=== DO THIS ===
The records follow. Transcribe only the lines from the line containing "What text is on this page?" through the end, both ends included, and leave out the pictures.

=== PROVIDED DATA ===
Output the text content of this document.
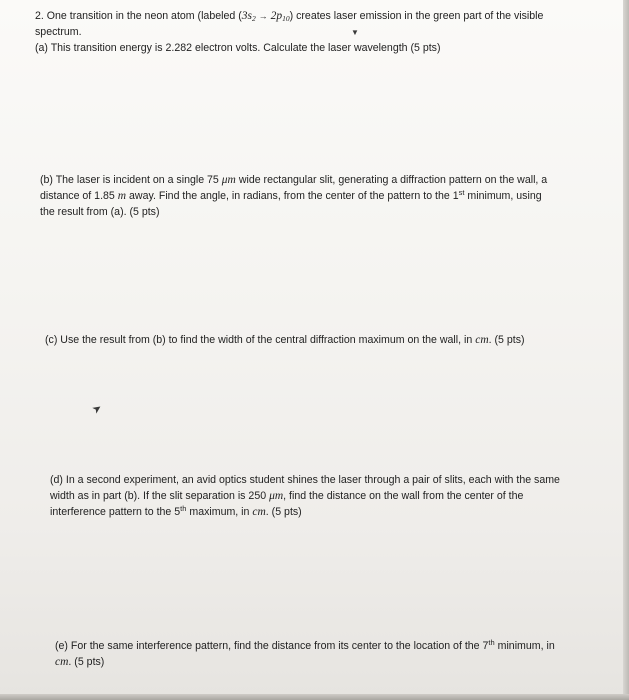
2. One transition in the neon atom (labeled $(3s_2 \to 2p_{10})$ creates laser emission in the green part of the visible
spectrum.	▼

(a) This transition energy is 2.282 electron volts. Calculate the laser wavelength (5 pts)

(b) The laser is incident on a single 75 μm wide rectangular slit, generating a diffraction pattern on the wall, a
distance of 1.85 m away. Find the angle, in radians, from the center of the pattern to the 1st minimum, using
the result from (a). (5 pts)
(c) Use the result from (b) to find the width of the central diffraction maximum on the wall, in cm. (5 pts)
➤
(d) In a second experiment, an avid optics student shines the laser through a pair of slits, each with the same
width as in part (b). If the slit separation is 250 μm, find the distance on the wall from the center of the
interference pattern to the 5th maximum, in cm. (5 pts)
(e) For the same interference pattern, find the distance from its center to the location of the 7th minimum, in
cm. (5 pts)
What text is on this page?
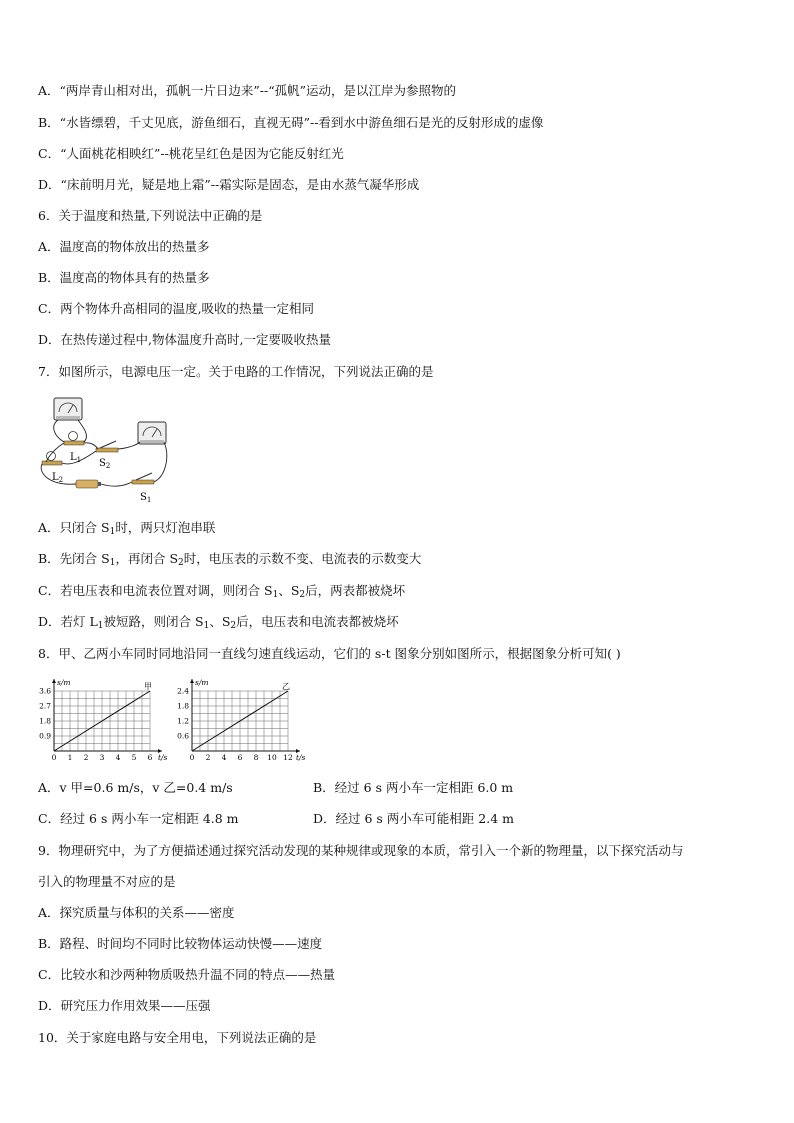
A．“两岸青山相对出，孤帆一片日边来”--“孤帆”运动，是以江岸为参照物的
B．“水皆缥碧，千丈见底，游鱼细石，直视无碍”--看到水中游鱼细石是光的反射形成的虚像
C．“人面桃花相映红”--桃花呈红色是因为它能反射红光
D．“床前明月光，疑是地上霜”--霜实际是固态，是由水蒸气凝华形成
6．关于温度和热量,下列说法中正确的是
A．温度高的物体放出的热量多
B．温度高的物体具有的热量多
C．两个物体升高相同的温度,吸收的热量一定相同
D．在热传递过程中,物体温度升高时,一定要吸收热量
7．如图所示，电源电压一定。关于电路的工作情况，下列说法正确的是
$L_1$ $S_2$
$L_2$
$S_1$
A．只闭合 $S_1$时，两只灯泡串联
B．先闭合 $S_1$，再闭合 $S_2$时，电压表的示数不变、电流表的示数变大
C．若电压表和电流表位置对调，则闭合 $S_1$、$S_2$后，两表都被烧坏
D．若灯 $L_1$被短路，则闭合 $S_1$、$S_2$后，电压表和电流表都被烧坏
8．甲、乙两小车同时同地沿同一直线匀速直线运动，它们的 s-t 图象分别如图所示，根据图象分析可知( )
0 1 2 3 4 5 6
0.9
1.8
2.7
3.6
s/m
t/s
甲
0 2 4 6 8 10 12
0.6
1.2
1.8
2.4
s/m
t/s
乙
A．v 甲=0.6 m/s，v 乙=0.4 m/s	B．经过 6 s 两小车一定相距 6.0 m
C．经过 6 s 两小车一定相距 4.8 m	D．经过 6 s 两小车可能相距 2.4 m
9．物理研究中，为了方便描述通过探究活动发现的某种规律或现象的本质，常引入一个新的物理量，以下探究活动与
引入的物理量不对应的是
A．探究质量与体积的关系——密度
B．路程、时间均不同时比较物体运动快慢——速度
C．比较水和沙两种物质吸热升温不同的特点——热量
D．研究压力作用效果——压强
10．关于家庭电路与安全用电，下列说法正确的是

=== ANSWER TO THE TASK ===
What text is on this page?
A．“两岸青山相对出，孤帆一片日边来”--“孤帆”运动，是以江岸为参照物的
B．“水皆缥碧，千丈见底，游鱼细石，直视无碍”--看到水中游鱼细石是光的反射形成的虚像
C．“人面桃花相映红”--桃花呈红色是因为它能反射红光
D．“床前明月光，疑是地上霜”--霜实际是固态，是由水蒸气凝华形成
6．关于温度和热量,下列说法中正确的是
A．温度高的物体放出的热量多
B．温度高的物体具有的热量多
C．两个物体升高相同的温度,吸收的热量一定相同
D．在热传递过程中,物体温度升高时,一定要吸收热量
7．如图所示，电源电压一定。关于电路的工作情况，下列说法正确的是
$L_1$ $S_2$
$L_2$
$S_1$
A．只闭合 $S_1$时，两只灯泡串联
B．先闭合 $S_1$，再闭合 $S_2$时，电压表的示数不变、电流表的示数变大
C．若电压表和电流表位置对调，则闭合 $S_1$、$S_2$后，两表都被烧坏
D．若灯 $L_1$被短路，则闭合 $S_1$、$S_2$后，电压表和电流表都被烧坏
8．甲、乙两小车同时同地沿同一直线匀速直线运动，它们的 s-t 图象分别如图所示，根据图象分析可知( )
0 1 2 3 4 5 6
0.9
1.8
2.7
3.6
s/m
t/s
甲
0 2 4 6 8 10 12
0.6
1.2
1.8
2.4
s/m
t/s
乙
A．v 甲=0.6 m/s，v 乙=0.4 m/s	B．经过 6 s 两小车一定相距 6.0 m
C．经过 6 s 两小车一定相距 4.8 m	D．经过 6 s 两小车可能相距 2.4 m
9．物理研究中，为了方便描述通过探究活动发现的某种规律或现象的本质，常引入一个新的物理量，以下探究活动与
引入的物理量不对应的是
A．探究质量与体积的关系——密度
B．路程、时间均不同时比较物体运动快慢——速度
C．比较水和沙两种物质吸热升温不同的特点——热量
D．研究压力作用效果——压强
10．关于家庭电路与安全用电，下列说法正确的是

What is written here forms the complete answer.